Extracted material ::

--------------------------------------------------

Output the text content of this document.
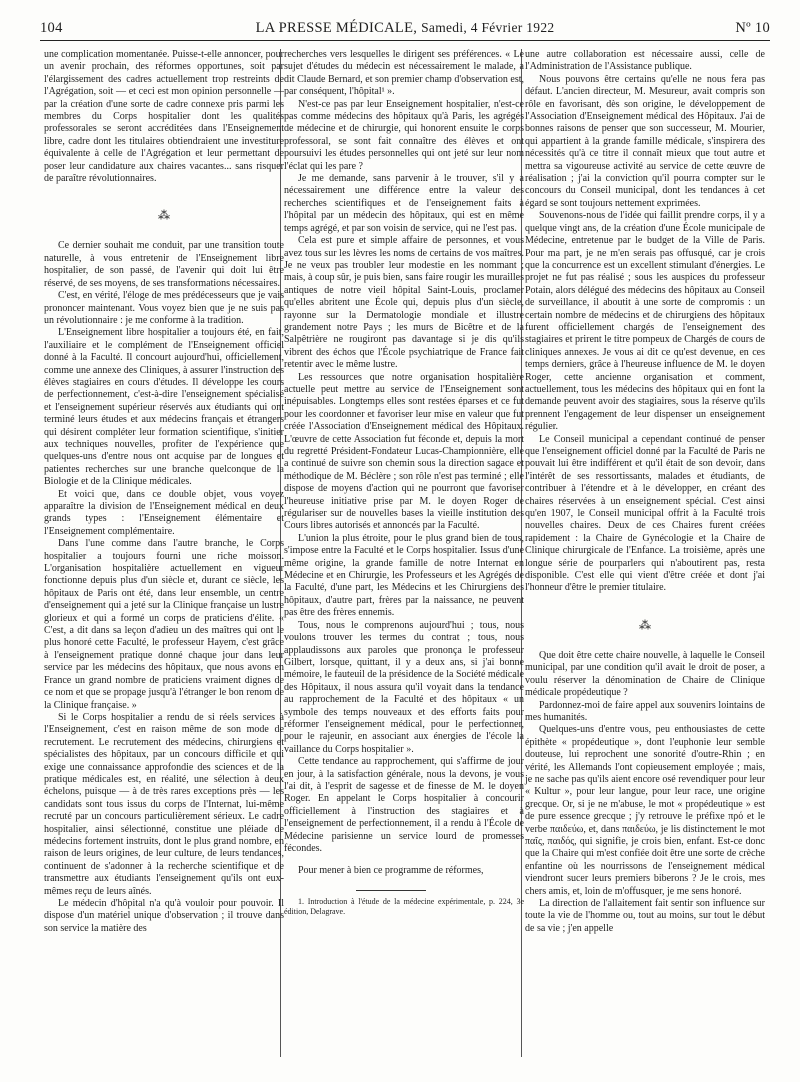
104	LA PRESSE MÉDICALE, Samedi, 4 Février 1922	Nº 10

une complication momentanée. Puisse-t-elle annoncer, pour un avenir prochain, des réformes opportunes, soit par l'élargissement des cadres actuellement trop restreints de l'Agrégation, soit — et ceci est mon opinion personnelle — par la création d'une sorte de cadre connexe pris parmi les membres du Corps hospitalier dont les qualités professorales se seront accréditées dans l'Enseignement libre, cadre dont les titulaires obtiendraient une investiture équivalente à celle de l'Agrégation et leur permettant de poser leur candidature aux chaires vacantes... sans risquer de paraître révolutionnaires.

⁂

Ce dernier souhait me conduit, par une transition toute naturelle, à vous entretenir de l'Enseignement libre hospitalier, de son passé, de l'avenir qui doit lui être réservé, de ses moyens, de ses transformations nécessaires.

C'est, en vérité, l'éloge de mes prédécesseurs que je vais prononcer maintenant. Vous voyez bien que je ne suis pas un révolutionnaire : je me conforme à la tradition.

L'Enseignement libre hospitalier a toujours été, en fait, l'auxiliaire et le complément de l'Enseignement officiel donné à la Faculté. Il concourt aujourd'hui, officiellement, comme une annexe des Cliniques, à assurer l'instruction des élèves stagiaires en cours d'études. Il développe les cours de perfectionnement, c'est-à-dire l'enseignement spécialisé et l'enseignement supérieur réservés aux étudiants qui ont terminé leurs études et aux médecins français et étrangers qui désirent compléter leur formation scientifique, s'initier aux techniques nouvelles, profiter de l'expérience que quelques-uns d'entre nous ont acquise par de longues et patientes recherches sur une branche quelconque de la Biologie et de la Clinique médicales.

Et voici que, dans ce double objet, vous voyez apparaître la division de l'Enseignement médical en deux grands types : l'Enseignement élémentaire et l'Enseignement complémentaire.

Dans l'une comme dans l'autre branche, le Corps hospitalier a toujours fourni une riche moisson. L'organisation hospitalière actuellement en vigueur fonctionne depuis plus d'un siècle et, durant ce siècle, les hôpitaux de Paris ont été, dans leur ensemble, un centre d'enseignement qui a jeté sur la Clinique française un lustre glorieux et qui a formé un corps de praticiens d'élite. « C'est, a dit dans sa leçon d'adieu un des maîtres qui ont le plus honoré cette Faculté, le professeur Hayem, c'est grâce à l'enseignement pratique donné chaque jour dans leur service par les médecins des hôpitaux, que nous avons en France un grand nombre de praticiens vraiment dignes de ce nom et que se propage jusqu'à l'étranger le bon renom de la Clinique française. »

Si le Corps hospitalier a rendu de si réels services à l'Enseignement, c'est en raison même de son mode de recrutement. Le recrutement des médecins, chirurgiens et spécialistes des hôpitaux, par un concours difficile et qui exige une connaissance approfondie des sciences et de la pratique médicales est, en réalité, une sélection à deux échelons, puisque — à de très rares exceptions près — les candidats sont tous issus du corps de l'Internat, lui-même recruté par un concours particulièrement sérieux. Le cadre hospitalier, ainsi sélectionné, constitue une pléiade de médecins fortement instruits, dont le plus grand nombre, en raison de leurs origines, de leur culture, de leurs tendances, continuent de s'adonner à la recherche scientifique et de transmettre aux étudiants l'enseignement qu'ils ont eux-mêmes reçu de leurs aînés.

Le médecin d'hôpital n'a qu'à vouloir pour pouvoir. Il dispose d'un matériel unique d'observation ; il trouve dans son service la matière des

recherches vers lesquelles le dirigent ses préférences. « Le sujet d'études du médecin est nécessairement le malade, a dit Claude Bernard, et son premier champ d'observation est, par conséquent, l'hôpital¹ ».

N'est-ce pas par leur Enseignement hospitalier, n'est-ce pas comme médecins des hôpitaux qu'à Paris, les agrégés de médecine et de chirurgie, qui honorent ensuite le corps professoral, se sont fait connaître des élèves et ont poursuivi les études personnelles qui ont jeté sur leur nom l'éclat qui les pare ?

Je me demande, sans parvenir à le trouver, s'il y a nécessairement une différence entre la valeur des recherches scientifiques et de l'enseignement faits à l'hôpital par un médecin des hôpitaux, qui est en même temps agrégé, et par son voisin de service, qui ne l'est pas.

Cela est pure et simple affaire de personnes, et vous avez tous sur les lèvres les noms de certains de vos maîtres. Je ne veux pas troubler leur modestie en les nommant ; mais, à coup sûr, je puis bien, sans faire rougir les murailles antiques de notre vieil hôpital Saint-Louis, proclamer qu'elles abritent une École qui, depuis plus d'un siècle, rayonne sur la Dermatologie mondiale et illustre grandement notre Pays ; les murs de Bicêtre et de la Salpêtrière ne rougiront pas davantage si je dis qu'ils vibrent des échos que l'École psychiatrique de France fait retentir avec le même lustre.

Les ressources que notre organisation hospitalière actuelle peut mettre au service de l'Enseignement sont inépuisables. Longtemps elles sont restées éparses et ce fut pour les coordonner et favoriser leur mise en valeur que fut créée l'Association d'Enseignement médical des Hôpitaux. L'œuvre de cette Association fut féconde et, depuis la mort du regretté Président-Fondateur Lucas-Championnière, elle a continué de suivre son chemin sous la direction sagace et méthodique de M. Béclère ; son rôle n'est pas terminé ; elle dispose de moyens d'action qui ne pourront que favoriser l'heureuse initiative prise par M. le doyen Roger de régulariser sur de nouvelles bases la vieille institution des Cours libres autorisés et annoncés par la Faculté.

L'union la plus étroite, pour le plus grand bien de tous, s'impose entre la Faculté et le Corps hospitalier. Issus d'une même origine, la grande famille de notre Internat en Médecine et en Chirurgie, les Professeurs et les Agrégés de la Faculté, d'une part, les Médecins et les Chirurgiens des hôpitaux, d'autre part, frères par la naissance, ne peuvent pas être des frères ennemis.

Tous, nous le comprenons aujourd'hui ; tous, nous voulons trouver les termes du contrat ; tous, nous applaudissons aux paroles que prononça le professeur Gilbert, lorsque, quittant, il y a deux ans, si j'ai bonne mémoire, le fauteuil de la présidence de la Société médicale des Hôpitaux, il nous assura qu'il voyait dans la tendance au rapprochement de la Faculté et des hôpitaux « un symbole des temps nouveaux et des efforts faits pour réformer l'enseignement médical, pour le perfectionner, pour le rajeunir, en associant aux énergies de l'école la vaillance du Corps hospitalier ».

Cette tendance au rapprochement, qui s'affirme de jour en jour, à la satisfaction générale, nous la devons, je vous l'ai dit, à l'esprit de sagesse et de finesse de M. le doyen Roger. En appelant le Corps hospitalier à concourir officiellement à l'instruction des stagiaires et à l'enseignement de perfectionnement, il a rendu à l'École de Médecine parisienne un service lourd de promesses fécondes.

Pour mener à bien ce programme de réformes,

1. Introduction à l'étude de la médecine expérimentale, p. 224, 3e édition, Delagrave.

une autre collaboration est nécessaire aussi, celle de l'Administration de l'Assistance publique.

Nous pouvons être certains qu'elle ne nous fera pas défaut. L'ancien directeur, M. Mesureur, avait compris son rôle en favorisant, dès son origine, le développement de l'Association d'Enseignement médical des Hôpitaux. J'ai de bonnes raisons de penser que son successeur, M. Mourier, qui appartient à la grande famille médicale, s'inspirera des nécessités qu'à ce titre il connaît mieux que tout autre et mettra sa vigoureuse activité au service de cette œuvre de réalisation ; j'ai la conviction qu'il pourra compter sur le concours du Conseil municipal, dont les tendances à cet égard se sont toujours nettement exprimées.

Souvenons-nous de l'idée qui faillit prendre corps, il y a quelque vingt ans, de la création d'une École municipale de Médecine, entretenue par le budget de la Ville de Paris. Pour ma part, je ne m'en serais pas offusqué, car je crois que la concurrence est un excellent stimulant d'énergies. Le projet ne fut pas réalisé ; sous les auspices du professeur Potain, alors délégué des médecins des hôpitaux au Conseil de surveillance, il aboutit à une sorte de compromis : un certain nombre de médecins et de chirurgiens des hôpitaux furent officiellement chargés de l'enseignement des stagiaires et prirent le titre pompeux de Chargés de cours de cliniques annexes. Je vous ai dit ce qu'est devenue, en ces temps derniers, grâce à l'heureuse influence de M. le doyen Roger, cette ancienne organisation et comment, actuellement, tous les médecins des hôpitaux qui en font la demande peuvent avoir des stagiaires, sous la réserve qu'ils prennent l'engagement de leur dispenser un enseignement régulier.

Le Conseil municipal a cependant continué de penser que l'enseignement officiel donné par la Faculté de Paris ne pouvait lui être indifférent et qu'il était de son devoir, dans l'intérêt de ses ressortissants, malades et étudiants, de contribuer à l'étendre et à le développer, en créant des chaires réservées à un enseignement spécial. C'est ainsi qu'en 1907, le Conseil municipal offrit à la Faculté trois nouvelles chaires. Deux de ces Chaires furent créées rapidement : la Chaire de Gynécologie et la Chaire de Clinique chirurgicale de l'Enfance. La troisième, après une longue série de pourparlers qui n'aboutirent pas, resta disponible. C'est elle qui vient d'être créée et dont j'ai l'honneur d'être le premier titulaire.

⁂

Que doit être cette chaire nouvelle, à laquelle le Conseil municipal, par une condition qu'il avait le droit de poser, a voulu réserver la dénomination de Chaire de Clinique médicale propédeutique ?

Pardonnez-moi de faire appel aux souvenirs lointains de mes humanités.

Quelques-uns d'entre vous, peu enthousiastes de cette épithète « propédeutique », dont l'euphonie leur semble douteuse, lui reprochent une sonorité d'outre-Rhin ; en vérité, les Allemands l'ont copieusement employée ; mais, je ne sache pas qu'ils aient encore osé revendiquer pour leur « Kultur », pour leur langue, pour leur race, une origine grecque. Or, si je ne m'abuse, le mot « propédeutique » est de pure essence grecque ; j'y retrouve le préfixe πρό et le verbe παιδεύω, et, dans παιδεύω, je lis distinctement le mot παῖς, παιδός, qui signifie, je crois bien, enfant. Est-ce donc que la Chaire qui m'est confiée doit être une sorte de crèche enfantine où les nourrissons de l'enseignement médical viendront sucer leurs premiers biberons ? Je le crois, mes chers amis, et, loin de m'offusquer, je me sens honoré.

La direction de l'allaitement fait sentir son influence sur toute la vie de l'homme ou, tout au moins, sur tout le début de sa vie ; j'en appelle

--------------------------------------------------

Which lines include the word "dispose"? Copy every one of them.

Task answer ::
Le médecin d'hôpital n'a qu'à vouloir pour pouvoir. Il dispose d'un matériel unique d'observation ; il trouve dans son service la matière des
Les ressources que notre organisation hospitalière actuelle peut mettre au service de l'Enseignement sont inépuisables. Longtemps elles sont restées éparses et ce fut pour les coordonner et favoriser leur mise en valeur que fut créée l'Association d'Enseignement médical des Hôpitaux. L'œuvre de cette Association fut féconde et, depuis la mort du regretté Président-Fondateur Lucas-Championnière, elle a continué de suivre son chemin sous la direction sagace et méthodique de M. Béclère ; son rôle n'est pas terminé ; elle dispose de moyens d'action qui ne pourront que favoriser l'heureuse initiative prise par M. le doyen Roger de régulariser sur de nouvelles bases la vieille institution des Cours libres autorisés et annoncés par la Faculté.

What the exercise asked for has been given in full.